▶ Collection entries:
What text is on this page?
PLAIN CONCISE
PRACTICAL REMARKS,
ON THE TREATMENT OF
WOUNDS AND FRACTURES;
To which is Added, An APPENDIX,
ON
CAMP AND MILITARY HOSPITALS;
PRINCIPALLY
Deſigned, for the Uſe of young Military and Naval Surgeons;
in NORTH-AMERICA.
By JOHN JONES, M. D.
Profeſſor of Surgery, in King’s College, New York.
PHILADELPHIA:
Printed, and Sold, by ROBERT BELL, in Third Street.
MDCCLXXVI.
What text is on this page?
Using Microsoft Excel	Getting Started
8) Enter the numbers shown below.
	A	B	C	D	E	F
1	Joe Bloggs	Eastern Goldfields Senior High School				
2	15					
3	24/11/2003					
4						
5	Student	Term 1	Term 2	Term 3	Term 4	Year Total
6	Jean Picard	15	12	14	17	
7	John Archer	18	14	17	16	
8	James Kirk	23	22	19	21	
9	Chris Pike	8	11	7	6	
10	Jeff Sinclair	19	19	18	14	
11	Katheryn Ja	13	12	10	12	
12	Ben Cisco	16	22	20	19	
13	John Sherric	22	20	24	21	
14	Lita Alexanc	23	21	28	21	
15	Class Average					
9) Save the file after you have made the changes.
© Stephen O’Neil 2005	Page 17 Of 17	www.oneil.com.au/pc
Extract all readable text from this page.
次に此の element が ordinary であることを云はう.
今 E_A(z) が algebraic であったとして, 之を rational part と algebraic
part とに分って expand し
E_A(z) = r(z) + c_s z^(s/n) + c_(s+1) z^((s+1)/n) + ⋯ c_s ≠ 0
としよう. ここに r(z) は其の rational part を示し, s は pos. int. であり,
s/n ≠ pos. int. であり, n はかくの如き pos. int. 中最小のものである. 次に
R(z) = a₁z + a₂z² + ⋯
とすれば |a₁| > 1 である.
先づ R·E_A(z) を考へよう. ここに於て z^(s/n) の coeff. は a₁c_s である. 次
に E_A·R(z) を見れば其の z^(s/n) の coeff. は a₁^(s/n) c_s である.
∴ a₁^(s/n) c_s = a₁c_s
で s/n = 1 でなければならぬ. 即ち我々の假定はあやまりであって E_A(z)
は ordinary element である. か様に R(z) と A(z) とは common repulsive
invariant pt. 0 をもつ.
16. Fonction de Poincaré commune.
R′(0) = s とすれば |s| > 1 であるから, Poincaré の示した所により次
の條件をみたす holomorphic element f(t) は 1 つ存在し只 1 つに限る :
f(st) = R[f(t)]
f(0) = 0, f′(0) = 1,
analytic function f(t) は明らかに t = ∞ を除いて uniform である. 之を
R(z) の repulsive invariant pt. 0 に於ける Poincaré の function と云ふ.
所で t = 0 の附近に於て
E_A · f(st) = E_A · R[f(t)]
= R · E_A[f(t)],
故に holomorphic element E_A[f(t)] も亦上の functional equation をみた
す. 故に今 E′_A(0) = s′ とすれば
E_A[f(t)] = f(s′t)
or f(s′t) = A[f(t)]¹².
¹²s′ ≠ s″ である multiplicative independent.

▶ Short task: Locate each line with the word "element" and copy it.

▶ Written answer:
次に此の element が ordinary であることを云はう.
は ordinary element である. か様に R(z) と A(z) とは common repulsive
の條件をみたす holomorphic element f(t) は 1 つ存在し只 1 つに限る :
故に holomorphic element E_A[f(t)] も亦上の functional equation をみた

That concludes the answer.